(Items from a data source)
▼

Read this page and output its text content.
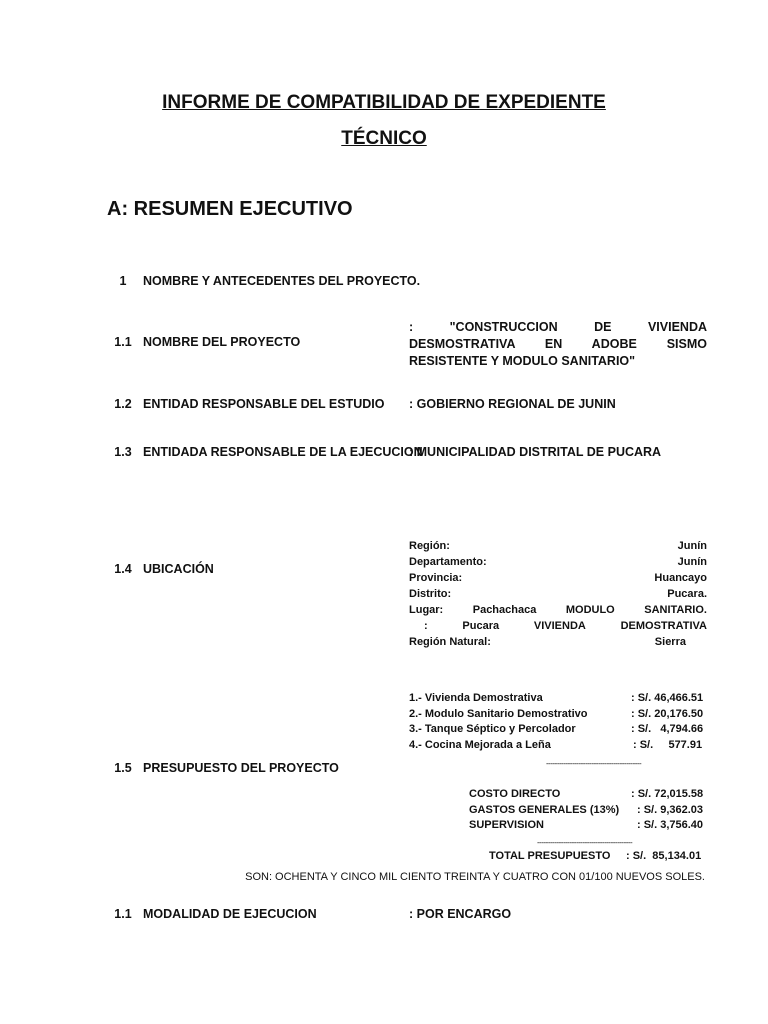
INFORME DE COMPATIBILIDAD DE EXPEDIENTE
TÉCNICO
A: RESUMEN EJECUTIVO
1	NOMBRE Y ANTECEDENTES DEL PROYECTO.
1.1 NOMBRE DEL PROYECTO
: "CONSTRUCCION DE VIVIENDA DESMOSTRATIVA EN ADOBE SISMO RESISTENTE Y MODULO SANITARIO"
1.2 ENTIDAD RESPONSABLE DEL ESTUDIO : GOBIERNO REGIONAL DE JUNIN
1.3 ENTIDADA RESPONSABLE DE LA EJECUCION
: MUNICIPALIDAD DISTRITAL DE PUCARA
1.4 UBICACIÓN
Región:	Junín
Departamento:	Junín
Provincia:	Huancayo
Distrito:	Pucara.
Lugar:	Pachachaca	MODULO	SANITARIO.
:	Pucara	VIVIENDA	DEMOSTRATIVA
Región Natural:	Sierra
1.5 PRESUPUESTO DEL PROYECTO
1.- Vivienda Demostrativa	: S/. 46,466.51
2.- Modulo Sanitario Demostrativo	: S/. 20,176.50
3.- Tanque Séptico y Percolador	: S/.   4,794.66
4.- Cocina Mejorada a Leña	: S/.     577.91
--------------------------------------------
COSTO DIRECTO	: S/. 72,015.58
GASTOS GENERALES (13%) : S/. 9,362.03
SUPERVISION	: S/. 3,756.40
--------------------------------------------
TOTAL PRESUPUESTO : S/.  85,134.01
SON: OCHENTA Y CINCO MIL CIENTO TREINTA Y CUATRO CON 01/100 NUEVOS SOLES.
1.1 MODALIDAD DE EJECUCION	: POR ENCARGO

▲

Pull out each line containing the word "PROYECTO" and copy it.

→ **Result**:
1	NOMBRE Y ANTECEDENTES DEL PROYECTO.
1.1 NOMBRE DEL PROYECTO
1.5 PRESUPUESTO DEL PROYECTO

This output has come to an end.